*Problem details*.
Identify each line in the records below that contains the word "عموم", and copy it.

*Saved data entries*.
========

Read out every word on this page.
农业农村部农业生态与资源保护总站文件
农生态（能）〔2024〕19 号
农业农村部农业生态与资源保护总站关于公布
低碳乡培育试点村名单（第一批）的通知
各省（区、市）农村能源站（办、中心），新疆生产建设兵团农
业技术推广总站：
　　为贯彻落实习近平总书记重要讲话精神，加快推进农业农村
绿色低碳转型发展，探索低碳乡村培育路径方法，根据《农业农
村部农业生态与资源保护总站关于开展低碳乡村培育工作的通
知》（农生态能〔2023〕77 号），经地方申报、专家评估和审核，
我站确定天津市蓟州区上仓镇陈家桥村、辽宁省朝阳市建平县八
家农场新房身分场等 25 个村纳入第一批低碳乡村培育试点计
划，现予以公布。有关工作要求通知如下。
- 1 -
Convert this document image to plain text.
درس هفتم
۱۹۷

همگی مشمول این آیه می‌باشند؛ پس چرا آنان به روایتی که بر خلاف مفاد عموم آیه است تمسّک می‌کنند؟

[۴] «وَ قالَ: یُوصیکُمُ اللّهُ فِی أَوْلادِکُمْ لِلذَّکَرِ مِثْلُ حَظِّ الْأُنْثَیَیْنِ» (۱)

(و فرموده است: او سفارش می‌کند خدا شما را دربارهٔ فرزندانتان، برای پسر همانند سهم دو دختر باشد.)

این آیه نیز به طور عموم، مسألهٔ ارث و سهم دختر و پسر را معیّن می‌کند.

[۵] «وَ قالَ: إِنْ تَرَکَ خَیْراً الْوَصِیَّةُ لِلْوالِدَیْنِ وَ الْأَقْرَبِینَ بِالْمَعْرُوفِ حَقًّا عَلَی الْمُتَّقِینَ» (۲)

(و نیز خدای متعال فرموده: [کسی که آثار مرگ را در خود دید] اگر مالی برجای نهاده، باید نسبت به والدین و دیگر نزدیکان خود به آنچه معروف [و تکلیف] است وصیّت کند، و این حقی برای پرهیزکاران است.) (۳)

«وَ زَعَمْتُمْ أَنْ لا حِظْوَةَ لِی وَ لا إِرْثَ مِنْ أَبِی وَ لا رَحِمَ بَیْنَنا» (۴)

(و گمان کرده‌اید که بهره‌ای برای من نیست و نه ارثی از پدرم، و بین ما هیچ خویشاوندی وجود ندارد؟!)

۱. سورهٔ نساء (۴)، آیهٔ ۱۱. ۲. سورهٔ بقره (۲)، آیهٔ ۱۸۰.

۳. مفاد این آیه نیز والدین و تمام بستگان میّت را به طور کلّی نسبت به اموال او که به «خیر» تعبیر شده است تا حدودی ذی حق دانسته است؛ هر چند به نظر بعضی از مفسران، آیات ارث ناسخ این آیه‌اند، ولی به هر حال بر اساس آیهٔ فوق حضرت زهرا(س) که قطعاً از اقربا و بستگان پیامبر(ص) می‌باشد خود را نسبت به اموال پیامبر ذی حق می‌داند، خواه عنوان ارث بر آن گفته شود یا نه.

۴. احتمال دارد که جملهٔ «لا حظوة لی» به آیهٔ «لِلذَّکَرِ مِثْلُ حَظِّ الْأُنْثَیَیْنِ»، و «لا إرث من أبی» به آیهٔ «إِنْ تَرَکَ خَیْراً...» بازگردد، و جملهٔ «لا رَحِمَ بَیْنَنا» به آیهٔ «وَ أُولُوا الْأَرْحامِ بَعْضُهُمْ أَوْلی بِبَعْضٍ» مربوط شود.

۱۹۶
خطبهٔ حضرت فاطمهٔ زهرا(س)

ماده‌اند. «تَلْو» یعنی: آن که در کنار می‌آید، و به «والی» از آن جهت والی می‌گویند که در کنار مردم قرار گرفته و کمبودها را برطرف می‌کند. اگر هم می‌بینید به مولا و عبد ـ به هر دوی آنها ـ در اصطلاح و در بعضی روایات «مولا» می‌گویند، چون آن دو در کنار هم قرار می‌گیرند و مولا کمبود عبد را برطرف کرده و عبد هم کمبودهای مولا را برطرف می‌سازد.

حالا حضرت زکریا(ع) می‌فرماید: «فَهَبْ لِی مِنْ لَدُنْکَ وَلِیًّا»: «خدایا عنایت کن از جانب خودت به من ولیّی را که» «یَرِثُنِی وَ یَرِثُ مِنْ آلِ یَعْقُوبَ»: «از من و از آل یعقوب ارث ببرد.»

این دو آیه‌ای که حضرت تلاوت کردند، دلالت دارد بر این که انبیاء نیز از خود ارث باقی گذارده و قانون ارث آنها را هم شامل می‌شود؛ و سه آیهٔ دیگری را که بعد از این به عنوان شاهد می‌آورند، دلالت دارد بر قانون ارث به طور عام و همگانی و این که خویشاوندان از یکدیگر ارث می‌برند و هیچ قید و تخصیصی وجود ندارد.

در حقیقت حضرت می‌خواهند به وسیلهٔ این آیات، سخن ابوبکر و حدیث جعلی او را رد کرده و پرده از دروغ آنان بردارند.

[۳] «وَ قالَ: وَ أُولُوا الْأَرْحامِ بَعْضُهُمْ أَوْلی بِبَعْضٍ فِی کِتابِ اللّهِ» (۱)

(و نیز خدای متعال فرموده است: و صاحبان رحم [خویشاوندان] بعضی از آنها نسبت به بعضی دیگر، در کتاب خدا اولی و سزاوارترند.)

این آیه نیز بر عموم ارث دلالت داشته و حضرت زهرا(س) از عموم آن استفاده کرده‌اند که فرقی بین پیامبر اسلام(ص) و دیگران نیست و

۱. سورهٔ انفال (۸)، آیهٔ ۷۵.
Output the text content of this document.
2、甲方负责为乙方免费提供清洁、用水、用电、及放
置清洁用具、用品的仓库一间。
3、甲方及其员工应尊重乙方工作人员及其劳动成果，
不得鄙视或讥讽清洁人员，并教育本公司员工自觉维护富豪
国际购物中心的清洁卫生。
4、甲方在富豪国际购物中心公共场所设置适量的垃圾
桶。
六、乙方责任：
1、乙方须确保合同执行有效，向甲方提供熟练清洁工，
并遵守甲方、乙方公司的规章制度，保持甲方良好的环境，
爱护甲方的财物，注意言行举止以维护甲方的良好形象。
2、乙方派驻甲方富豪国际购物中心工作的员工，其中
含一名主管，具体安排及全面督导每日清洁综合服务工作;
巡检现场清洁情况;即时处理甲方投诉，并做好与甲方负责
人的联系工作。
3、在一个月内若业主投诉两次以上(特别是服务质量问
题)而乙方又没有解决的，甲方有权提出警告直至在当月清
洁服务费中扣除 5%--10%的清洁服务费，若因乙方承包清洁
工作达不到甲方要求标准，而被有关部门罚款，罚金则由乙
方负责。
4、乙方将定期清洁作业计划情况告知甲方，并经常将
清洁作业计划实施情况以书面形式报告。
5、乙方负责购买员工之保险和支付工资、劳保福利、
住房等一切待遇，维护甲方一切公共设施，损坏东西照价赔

========

*Worked solution*.
همگی مشمول این آیه می‌باشند؛ پس چرا آنان به روایتی که بر خلاف مفاد عموم آیه است تمسّک می‌کنند؟
این آیه نیز به طور عموم، مسألهٔ ارث و سهم دختر و پسر را معیّن می‌کند.
این آیه نیز بر عموم ارث دلالت داشته و حضرت زهرا(س) از عموم آن استفاده کرده‌اند که فرقی بین پیامبر اسلام(ص) و دیگران نیست و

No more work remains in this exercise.